AVAILABLE DATA:
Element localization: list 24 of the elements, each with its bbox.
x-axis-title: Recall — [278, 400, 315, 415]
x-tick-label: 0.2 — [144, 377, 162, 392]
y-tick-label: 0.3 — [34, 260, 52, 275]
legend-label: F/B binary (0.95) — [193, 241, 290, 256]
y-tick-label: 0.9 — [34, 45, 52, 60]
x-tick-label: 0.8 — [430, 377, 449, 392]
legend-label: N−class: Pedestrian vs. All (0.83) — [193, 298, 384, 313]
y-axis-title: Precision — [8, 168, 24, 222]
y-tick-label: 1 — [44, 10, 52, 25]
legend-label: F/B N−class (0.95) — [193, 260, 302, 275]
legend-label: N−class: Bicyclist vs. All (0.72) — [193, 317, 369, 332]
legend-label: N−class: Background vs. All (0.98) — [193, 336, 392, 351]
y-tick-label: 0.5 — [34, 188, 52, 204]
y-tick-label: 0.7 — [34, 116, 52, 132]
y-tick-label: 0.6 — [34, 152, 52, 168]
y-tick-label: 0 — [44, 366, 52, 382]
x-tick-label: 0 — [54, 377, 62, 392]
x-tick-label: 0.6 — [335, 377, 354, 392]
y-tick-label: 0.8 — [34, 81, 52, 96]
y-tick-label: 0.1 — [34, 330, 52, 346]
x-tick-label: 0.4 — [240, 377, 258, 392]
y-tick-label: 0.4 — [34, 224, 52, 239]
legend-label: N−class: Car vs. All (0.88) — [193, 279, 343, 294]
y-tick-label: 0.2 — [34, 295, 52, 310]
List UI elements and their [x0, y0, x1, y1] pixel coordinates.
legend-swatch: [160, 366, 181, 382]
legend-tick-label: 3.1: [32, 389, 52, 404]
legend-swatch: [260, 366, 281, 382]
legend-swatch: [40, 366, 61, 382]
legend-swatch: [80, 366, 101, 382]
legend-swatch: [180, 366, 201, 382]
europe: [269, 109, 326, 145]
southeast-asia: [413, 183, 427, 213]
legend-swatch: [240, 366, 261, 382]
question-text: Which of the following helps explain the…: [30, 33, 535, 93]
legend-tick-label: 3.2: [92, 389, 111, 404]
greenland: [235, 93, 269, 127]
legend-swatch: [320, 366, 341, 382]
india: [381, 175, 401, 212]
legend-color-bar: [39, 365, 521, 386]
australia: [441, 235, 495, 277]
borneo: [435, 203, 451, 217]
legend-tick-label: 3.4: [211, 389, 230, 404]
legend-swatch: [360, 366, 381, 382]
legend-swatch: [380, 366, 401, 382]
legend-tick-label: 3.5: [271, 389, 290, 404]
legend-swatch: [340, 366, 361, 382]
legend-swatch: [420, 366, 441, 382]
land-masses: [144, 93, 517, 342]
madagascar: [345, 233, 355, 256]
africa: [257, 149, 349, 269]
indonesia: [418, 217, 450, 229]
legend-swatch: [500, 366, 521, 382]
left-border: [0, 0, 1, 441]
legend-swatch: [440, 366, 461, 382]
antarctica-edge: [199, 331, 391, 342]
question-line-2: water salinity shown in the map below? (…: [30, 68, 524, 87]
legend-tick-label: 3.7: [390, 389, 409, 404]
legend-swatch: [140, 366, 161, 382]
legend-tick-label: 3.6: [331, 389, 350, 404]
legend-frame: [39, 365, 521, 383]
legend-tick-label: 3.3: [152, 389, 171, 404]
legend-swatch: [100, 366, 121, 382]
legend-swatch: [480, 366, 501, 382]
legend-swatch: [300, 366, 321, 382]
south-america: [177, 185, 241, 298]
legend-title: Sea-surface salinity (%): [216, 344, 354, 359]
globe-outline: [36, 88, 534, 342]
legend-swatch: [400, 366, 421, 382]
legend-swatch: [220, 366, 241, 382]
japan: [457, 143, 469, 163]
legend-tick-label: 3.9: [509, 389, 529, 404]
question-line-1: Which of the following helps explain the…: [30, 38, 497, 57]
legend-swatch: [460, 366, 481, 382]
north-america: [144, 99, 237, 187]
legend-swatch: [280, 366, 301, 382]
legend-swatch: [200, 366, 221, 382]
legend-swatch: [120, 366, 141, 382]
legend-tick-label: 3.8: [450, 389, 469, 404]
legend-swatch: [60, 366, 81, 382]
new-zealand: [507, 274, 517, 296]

BRIEF:
Would you copy every entry above, line for line, with no changes?

PROBLEM SOLUTION:
Element localization: list 24 of the elements, each with its bbox.
x-axis-title: Recall — [278, 400, 315, 415]
x-tick-label: 0.2 — [144, 377, 162, 392]
y-tick-label: 0.3 — [34, 260, 52, 275]
legend-label: F/B binary (0.95) — [193, 241, 290, 256]
y-tick-label: 0.9 — [34, 45, 52, 60]
x-tick-label: 0.8 — [430, 377, 449, 392]
legend-label: N−class: Pedestrian vs. All (0.83) — [193, 298, 384, 313]
y-axis-title: Precision — [8, 168, 24, 222]
y-tick-label: 1 — [44, 10, 52, 25]
legend-label: F/B N−class (0.95) — [193, 260, 302, 275]
legend-label: N−class: Bicyclist vs. All (0.72) — [193, 317, 369, 332]
legend-label: N−class: Background vs. All (0.98) — [193, 336, 392, 351]
y-tick-label: 0.5 — [34, 188, 52, 204]
y-tick-label: 0.7 — [34, 116, 52, 132]
y-tick-label: 0.6 — [34, 152, 52, 168]
y-tick-label: 0 — [44, 366, 52, 382]
x-tick-label: 0 — [54, 377, 62, 392]
x-tick-label: 0.6 — [335, 377, 354, 392]
y-tick-label: 0.8 — [34, 81, 52, 96]
y-tick-label: 0.1 — [34, 330, 52, 346]
x-tick-label: 0.4 — [240, 377, 258, 392]
y-tick-label: 0.4 — [34, 224, 52, 239]
legend-label: N−class: Car vs. All (0.88) — [193, 279, 343, 294]
y-tick-label: 0.2 — [34, 295, 52, 310]
List UI elements and their [x0, y0, x1, y1] pixel coordinates.
legend-swatch: [160, 366, 181, 382]
legend-tick-label: 3.1: [32, 389, 52, 404]
legend-swatch: [260, 366, 281, 382]
legend-swatch: [40, 366, 61, 382]
legend-swatch: [80, 366, 101, 382]
legend-swatch: [180, 366, 201, 382]
europe: [269, 109, 326, 145]
southeast-asia: [413, 183, 427, 213]
legend-swatch: [240, 366, 261, 382]
question-text: Which of the following helps explain the…: [30, 33, 535, 93]
legend-tick-label: 3.2: [92, 389, 111, 404]
greenland: [235, 93, 269, 127]
legend-swatch: [320, 366, 341, 382]
india: [381, 175, 401, 212]
legend-color-bar: [39, 365, 521, 386]
australia: [441, 235, 495, 277]
borneo: [435, 203, 451, 217]
legend-tick-label: 3.4: [211, 389, 230, 404]
legend-swatch: [360, 366, 381, 382]
legend-swatch: [380, 366, 401, 382]
legend-tick-label: 3.5: [271, 389, 290, 404]
legend-swatch: [340, 366, 361, 382]
legend-swatch: [420, 366, 441, 382]
land-masses: [144, 93, 517, 342]
madagascar: [345, 233, 355, 256]
africa: [257, 149, 349, 269]
indonesia: [418, 217, 450, 229]
legend-swatch: [500, 366, 521, 382]
left-border: [0, 0, 1, 441]
legend-swatch: [440, 366, 461, 382]
antarctica-edge: [199, 331, 391, 342]
question-line-2: water salinity shown in the map below? (…: [30, 68, 524, 87]
legend-tick-label: 3.7: [390, 389, 409, 404]
legend-swatch: [140, 366, 161, 382]
legend-tick-label: 3.6: [331, 389, 350, 404]
legend-frame: [39, 365, 521, 383]
legend-tick-label: 3.3: [152, 389, 171, 404]
legend-swatch: [100, 366, 121, 382]
legend-swatch: [480, 366, 501, 382]
legend-swatch: [300, 366, 321, 382]
south-america: [177, 185, 241, 298]
legend-title: Sea-surface salinity (%): [216, 344, 354, 359]
globe-outline: [36, 88, 534, 342]
legend-swatch: [400, 366, 421, 382]
legend-swatch: [220, 366, 241, 382]
japan: [457, 143, 469, 163]
legend-tick-label: 3.9: [509, 389, 529, 404]
question-line-1: Which of the following helps explain the…: [30, 38, 497, 57]
legend-swatch: [460, 366, 481, 382]
north-america: [144, 99, 237, 187]
legend-swatch: [280, 366, 301, 382]
legend-swatch: [200, 366, 221, 382]
legend-swatch: [120, 366, 141, 382]
legend-tick-label: 3.8: [450, 389, 469, 404]
legend-swatch: [60, 366, 81, 382]
new-zealand: [507, 274, 517, 296]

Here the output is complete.